## start MATERIAL SHOWN

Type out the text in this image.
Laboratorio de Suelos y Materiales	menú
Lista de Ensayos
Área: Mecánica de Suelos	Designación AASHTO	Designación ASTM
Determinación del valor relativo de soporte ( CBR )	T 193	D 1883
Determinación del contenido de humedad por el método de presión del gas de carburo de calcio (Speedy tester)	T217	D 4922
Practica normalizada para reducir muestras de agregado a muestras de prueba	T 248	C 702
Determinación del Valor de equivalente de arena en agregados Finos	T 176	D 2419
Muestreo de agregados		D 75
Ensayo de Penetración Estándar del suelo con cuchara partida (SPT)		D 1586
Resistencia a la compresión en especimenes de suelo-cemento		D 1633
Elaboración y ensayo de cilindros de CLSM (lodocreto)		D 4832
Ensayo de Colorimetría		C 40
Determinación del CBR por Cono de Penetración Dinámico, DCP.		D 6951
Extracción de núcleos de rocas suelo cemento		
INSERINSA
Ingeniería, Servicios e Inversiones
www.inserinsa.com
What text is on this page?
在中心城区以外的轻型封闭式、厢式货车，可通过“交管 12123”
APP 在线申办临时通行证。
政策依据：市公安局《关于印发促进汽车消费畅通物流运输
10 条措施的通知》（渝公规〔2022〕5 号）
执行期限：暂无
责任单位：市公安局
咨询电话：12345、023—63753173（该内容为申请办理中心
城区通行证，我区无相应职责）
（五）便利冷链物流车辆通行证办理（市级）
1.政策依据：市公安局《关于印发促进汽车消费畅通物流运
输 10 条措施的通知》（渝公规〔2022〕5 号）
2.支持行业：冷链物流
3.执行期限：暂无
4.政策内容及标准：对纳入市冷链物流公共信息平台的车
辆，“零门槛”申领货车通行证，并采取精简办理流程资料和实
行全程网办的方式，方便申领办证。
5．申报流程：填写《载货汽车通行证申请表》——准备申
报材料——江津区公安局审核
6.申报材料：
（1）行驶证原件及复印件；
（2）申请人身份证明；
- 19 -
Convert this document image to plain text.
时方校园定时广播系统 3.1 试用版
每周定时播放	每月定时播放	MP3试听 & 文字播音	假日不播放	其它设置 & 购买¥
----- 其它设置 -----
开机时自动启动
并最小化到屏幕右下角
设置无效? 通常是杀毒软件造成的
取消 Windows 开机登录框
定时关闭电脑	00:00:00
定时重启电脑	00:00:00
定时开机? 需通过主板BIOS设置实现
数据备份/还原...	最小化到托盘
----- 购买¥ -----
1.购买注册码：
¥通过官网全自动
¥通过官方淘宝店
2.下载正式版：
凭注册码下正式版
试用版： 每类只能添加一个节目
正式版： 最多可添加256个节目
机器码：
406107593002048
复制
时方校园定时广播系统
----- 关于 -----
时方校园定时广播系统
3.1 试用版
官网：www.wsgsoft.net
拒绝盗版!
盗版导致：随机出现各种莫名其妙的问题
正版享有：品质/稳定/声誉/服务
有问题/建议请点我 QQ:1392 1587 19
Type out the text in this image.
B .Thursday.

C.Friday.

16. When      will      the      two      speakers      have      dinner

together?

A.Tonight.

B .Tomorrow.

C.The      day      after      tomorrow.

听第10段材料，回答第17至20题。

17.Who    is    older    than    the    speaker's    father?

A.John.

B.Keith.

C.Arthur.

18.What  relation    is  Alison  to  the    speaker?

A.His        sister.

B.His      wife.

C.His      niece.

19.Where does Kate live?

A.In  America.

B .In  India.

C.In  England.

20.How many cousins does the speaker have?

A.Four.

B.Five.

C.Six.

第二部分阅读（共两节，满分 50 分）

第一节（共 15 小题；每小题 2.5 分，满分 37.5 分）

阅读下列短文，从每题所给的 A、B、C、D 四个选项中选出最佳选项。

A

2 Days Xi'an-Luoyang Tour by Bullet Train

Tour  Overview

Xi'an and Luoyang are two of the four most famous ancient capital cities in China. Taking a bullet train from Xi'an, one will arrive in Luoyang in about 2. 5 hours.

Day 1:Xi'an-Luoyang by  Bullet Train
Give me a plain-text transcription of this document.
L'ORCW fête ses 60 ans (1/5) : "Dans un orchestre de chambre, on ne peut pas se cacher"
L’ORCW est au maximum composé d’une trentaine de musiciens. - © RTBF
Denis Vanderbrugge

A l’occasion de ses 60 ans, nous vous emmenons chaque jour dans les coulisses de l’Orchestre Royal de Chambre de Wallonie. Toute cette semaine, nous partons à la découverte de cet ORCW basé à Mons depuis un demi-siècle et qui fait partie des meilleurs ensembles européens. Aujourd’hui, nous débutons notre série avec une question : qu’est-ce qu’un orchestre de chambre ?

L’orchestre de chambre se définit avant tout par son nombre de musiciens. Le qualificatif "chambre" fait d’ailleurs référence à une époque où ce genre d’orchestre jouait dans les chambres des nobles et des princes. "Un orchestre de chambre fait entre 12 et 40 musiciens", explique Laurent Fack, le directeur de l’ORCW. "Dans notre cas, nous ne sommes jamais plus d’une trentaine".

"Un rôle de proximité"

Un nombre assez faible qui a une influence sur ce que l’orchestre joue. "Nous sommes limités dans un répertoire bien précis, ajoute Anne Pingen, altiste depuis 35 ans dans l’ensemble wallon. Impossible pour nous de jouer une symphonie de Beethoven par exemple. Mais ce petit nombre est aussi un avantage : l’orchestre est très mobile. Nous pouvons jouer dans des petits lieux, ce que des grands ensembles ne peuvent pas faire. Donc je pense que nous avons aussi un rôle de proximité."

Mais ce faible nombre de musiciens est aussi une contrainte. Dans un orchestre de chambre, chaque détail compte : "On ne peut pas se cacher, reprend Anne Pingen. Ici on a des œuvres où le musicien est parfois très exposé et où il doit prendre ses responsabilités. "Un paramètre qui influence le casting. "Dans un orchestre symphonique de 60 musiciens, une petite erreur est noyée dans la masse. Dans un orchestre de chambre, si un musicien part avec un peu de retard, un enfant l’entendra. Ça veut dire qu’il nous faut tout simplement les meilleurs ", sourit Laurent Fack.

## end MATERIAL SHOWN

Return only the number of lines in the data that contain "trentaine".

■ **RESPONSE FOR THIS EXERCISE**
2